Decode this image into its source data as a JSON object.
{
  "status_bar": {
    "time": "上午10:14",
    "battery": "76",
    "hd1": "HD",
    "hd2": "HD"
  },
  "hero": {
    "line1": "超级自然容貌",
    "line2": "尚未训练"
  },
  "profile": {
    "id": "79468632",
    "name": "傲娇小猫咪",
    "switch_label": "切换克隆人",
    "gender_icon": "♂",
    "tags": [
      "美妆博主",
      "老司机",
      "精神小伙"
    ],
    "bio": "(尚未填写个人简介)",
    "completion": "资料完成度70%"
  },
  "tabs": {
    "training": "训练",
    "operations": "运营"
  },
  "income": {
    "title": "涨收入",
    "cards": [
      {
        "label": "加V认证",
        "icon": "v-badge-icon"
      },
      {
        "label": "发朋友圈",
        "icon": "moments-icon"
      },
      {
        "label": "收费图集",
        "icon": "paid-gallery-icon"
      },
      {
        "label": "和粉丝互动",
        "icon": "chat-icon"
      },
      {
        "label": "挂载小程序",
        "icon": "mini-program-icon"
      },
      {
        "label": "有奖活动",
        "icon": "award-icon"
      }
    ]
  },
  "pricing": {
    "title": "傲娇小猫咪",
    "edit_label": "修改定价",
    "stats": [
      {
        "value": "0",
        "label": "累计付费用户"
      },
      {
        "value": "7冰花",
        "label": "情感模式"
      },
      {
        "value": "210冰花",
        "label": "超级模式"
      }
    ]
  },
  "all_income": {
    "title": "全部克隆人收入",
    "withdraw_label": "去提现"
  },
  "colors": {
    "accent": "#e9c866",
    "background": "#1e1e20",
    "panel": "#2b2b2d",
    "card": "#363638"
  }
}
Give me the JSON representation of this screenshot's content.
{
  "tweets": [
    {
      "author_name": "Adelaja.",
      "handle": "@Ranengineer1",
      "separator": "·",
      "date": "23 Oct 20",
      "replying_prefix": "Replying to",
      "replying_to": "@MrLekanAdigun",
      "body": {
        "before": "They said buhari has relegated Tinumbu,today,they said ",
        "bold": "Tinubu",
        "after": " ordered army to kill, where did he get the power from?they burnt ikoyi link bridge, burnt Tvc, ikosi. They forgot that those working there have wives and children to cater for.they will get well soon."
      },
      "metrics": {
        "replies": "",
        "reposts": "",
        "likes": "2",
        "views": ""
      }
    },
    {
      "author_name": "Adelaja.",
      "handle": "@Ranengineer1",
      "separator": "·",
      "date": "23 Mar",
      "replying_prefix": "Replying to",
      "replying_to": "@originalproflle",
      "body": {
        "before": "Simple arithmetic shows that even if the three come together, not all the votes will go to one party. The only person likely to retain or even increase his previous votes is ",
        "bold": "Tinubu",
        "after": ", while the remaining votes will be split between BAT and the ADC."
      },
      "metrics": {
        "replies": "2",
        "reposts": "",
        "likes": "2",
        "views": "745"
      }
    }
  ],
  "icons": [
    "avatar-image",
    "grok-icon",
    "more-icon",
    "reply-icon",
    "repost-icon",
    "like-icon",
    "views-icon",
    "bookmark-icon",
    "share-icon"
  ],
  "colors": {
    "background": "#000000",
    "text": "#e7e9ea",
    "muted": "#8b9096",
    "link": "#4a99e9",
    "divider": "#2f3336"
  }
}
************
* **Do this**
In the entries above, find the lines containing the word "will" and say how many there are, with no other words.

* **Expected output**
3